** Start of DATA SECTION **
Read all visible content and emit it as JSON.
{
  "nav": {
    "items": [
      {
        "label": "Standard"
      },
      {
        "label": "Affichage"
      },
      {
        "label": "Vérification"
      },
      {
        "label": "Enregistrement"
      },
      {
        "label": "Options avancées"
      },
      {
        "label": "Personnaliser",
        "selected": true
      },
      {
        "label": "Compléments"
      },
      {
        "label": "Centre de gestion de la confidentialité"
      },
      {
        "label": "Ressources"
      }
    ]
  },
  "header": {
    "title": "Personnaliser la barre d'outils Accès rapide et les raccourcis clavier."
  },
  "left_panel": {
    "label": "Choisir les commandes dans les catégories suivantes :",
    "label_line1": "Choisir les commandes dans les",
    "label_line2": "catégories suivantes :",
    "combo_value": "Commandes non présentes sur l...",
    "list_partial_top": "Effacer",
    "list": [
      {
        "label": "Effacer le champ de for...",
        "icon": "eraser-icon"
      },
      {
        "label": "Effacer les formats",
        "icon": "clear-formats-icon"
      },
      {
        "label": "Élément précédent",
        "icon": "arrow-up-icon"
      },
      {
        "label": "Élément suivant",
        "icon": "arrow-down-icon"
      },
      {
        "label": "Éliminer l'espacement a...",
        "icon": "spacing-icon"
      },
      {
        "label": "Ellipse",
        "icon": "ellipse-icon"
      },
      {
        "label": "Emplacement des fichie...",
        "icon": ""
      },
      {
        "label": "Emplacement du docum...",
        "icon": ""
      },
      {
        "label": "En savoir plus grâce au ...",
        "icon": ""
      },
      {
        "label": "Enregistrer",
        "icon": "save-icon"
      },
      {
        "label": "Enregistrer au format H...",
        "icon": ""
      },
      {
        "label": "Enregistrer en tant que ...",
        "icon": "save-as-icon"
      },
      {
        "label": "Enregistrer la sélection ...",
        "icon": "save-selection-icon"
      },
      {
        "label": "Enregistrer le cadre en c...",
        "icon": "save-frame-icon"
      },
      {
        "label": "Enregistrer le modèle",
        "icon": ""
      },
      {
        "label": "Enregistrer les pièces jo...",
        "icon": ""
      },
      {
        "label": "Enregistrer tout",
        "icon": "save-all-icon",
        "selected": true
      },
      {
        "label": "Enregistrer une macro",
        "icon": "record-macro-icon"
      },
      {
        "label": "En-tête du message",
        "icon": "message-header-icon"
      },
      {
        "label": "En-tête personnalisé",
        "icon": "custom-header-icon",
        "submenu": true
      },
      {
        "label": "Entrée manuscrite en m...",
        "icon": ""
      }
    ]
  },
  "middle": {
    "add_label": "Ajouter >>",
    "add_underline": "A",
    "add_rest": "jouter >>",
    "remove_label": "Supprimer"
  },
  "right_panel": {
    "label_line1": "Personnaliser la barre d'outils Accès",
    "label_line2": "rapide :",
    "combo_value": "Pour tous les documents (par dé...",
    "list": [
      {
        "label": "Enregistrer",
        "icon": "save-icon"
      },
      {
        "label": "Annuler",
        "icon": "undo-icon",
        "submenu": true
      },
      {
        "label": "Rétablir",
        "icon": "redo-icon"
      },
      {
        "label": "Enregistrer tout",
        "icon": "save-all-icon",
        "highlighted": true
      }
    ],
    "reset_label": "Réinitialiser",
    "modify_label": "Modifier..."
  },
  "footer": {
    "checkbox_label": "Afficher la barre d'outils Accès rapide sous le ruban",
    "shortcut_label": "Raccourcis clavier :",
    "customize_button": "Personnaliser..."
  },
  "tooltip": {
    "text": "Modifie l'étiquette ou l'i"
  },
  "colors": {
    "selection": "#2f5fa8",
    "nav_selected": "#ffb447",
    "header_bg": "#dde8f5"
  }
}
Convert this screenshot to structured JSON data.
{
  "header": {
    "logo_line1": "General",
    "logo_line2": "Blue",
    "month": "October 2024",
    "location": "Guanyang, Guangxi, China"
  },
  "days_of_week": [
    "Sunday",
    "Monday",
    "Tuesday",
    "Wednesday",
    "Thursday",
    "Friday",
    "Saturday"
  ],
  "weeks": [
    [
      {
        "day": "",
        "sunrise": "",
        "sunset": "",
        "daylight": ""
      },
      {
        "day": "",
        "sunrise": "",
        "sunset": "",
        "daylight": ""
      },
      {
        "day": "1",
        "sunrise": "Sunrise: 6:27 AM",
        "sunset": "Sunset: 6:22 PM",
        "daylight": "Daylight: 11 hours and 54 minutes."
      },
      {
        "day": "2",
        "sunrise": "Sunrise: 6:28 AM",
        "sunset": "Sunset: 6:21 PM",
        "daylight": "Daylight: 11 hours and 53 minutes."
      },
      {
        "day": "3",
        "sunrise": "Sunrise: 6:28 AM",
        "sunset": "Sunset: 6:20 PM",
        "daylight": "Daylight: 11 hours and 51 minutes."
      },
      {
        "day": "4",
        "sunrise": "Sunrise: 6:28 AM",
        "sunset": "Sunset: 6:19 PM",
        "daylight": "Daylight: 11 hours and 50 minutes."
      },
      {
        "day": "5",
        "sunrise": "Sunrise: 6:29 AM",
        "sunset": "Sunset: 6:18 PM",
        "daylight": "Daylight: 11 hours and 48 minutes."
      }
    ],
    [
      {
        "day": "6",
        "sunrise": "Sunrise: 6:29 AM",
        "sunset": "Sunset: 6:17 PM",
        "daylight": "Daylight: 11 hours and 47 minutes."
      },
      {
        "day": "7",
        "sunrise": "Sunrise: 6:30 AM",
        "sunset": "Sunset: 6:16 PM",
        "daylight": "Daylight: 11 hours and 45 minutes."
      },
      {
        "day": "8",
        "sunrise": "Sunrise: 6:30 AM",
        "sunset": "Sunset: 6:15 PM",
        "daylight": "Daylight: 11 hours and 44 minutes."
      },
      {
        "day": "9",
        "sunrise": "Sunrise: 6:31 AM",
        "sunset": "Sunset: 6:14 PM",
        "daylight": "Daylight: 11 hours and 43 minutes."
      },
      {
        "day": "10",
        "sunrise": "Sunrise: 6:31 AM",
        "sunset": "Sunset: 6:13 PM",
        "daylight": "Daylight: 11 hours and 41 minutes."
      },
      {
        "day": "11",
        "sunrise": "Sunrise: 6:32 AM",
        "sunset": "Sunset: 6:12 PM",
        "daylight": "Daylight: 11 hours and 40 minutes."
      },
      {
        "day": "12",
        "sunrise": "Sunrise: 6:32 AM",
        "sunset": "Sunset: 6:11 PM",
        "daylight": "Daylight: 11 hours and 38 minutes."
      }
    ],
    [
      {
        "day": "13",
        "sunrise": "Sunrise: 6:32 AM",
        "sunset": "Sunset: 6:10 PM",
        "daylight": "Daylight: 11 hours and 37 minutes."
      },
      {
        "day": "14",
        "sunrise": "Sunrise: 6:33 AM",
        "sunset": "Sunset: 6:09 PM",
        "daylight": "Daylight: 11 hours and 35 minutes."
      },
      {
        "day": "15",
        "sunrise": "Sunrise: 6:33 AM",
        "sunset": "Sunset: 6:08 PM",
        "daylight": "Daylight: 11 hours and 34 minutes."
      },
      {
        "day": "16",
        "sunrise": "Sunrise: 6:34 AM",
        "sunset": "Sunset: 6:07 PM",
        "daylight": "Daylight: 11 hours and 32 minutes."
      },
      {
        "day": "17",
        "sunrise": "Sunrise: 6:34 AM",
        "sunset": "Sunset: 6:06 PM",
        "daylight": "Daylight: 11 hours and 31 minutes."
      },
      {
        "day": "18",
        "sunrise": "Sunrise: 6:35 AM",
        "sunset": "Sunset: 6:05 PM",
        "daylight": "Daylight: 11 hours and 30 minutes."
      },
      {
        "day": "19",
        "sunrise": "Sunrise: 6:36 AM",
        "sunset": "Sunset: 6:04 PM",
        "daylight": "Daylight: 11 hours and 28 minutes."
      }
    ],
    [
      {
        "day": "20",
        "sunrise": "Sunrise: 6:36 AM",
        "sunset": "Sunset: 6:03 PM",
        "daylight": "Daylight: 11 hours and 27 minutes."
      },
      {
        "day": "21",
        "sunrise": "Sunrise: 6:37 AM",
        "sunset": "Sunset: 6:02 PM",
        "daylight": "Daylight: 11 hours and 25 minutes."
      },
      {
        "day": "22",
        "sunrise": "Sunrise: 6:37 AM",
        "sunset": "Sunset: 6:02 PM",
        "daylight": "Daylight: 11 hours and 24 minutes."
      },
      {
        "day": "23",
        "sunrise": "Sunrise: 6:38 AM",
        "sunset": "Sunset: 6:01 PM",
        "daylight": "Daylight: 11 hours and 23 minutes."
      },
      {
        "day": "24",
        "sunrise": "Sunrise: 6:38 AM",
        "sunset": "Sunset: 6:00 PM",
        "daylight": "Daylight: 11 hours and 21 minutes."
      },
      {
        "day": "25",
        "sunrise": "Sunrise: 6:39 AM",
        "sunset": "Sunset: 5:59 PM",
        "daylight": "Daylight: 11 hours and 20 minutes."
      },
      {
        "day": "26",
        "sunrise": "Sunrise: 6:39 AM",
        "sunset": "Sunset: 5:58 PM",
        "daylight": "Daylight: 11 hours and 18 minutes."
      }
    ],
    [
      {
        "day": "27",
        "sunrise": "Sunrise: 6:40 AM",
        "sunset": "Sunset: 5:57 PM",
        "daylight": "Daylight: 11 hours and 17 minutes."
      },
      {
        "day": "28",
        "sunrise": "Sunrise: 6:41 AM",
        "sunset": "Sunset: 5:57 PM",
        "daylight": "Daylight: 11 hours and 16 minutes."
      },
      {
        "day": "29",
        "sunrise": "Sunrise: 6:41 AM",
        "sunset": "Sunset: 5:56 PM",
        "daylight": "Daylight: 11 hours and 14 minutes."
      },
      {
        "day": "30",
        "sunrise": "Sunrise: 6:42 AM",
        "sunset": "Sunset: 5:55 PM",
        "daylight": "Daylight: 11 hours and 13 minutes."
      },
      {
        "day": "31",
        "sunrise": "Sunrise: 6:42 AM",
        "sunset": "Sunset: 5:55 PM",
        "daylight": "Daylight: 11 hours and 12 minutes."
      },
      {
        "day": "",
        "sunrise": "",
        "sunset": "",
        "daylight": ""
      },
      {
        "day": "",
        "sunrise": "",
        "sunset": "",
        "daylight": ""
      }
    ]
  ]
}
** End of DATA SECTION **
SHORT EXERCISE: In the records above, how many lines hold the string "Personnaliser"? Reply with only the number.

WORKED SOLUTION: 4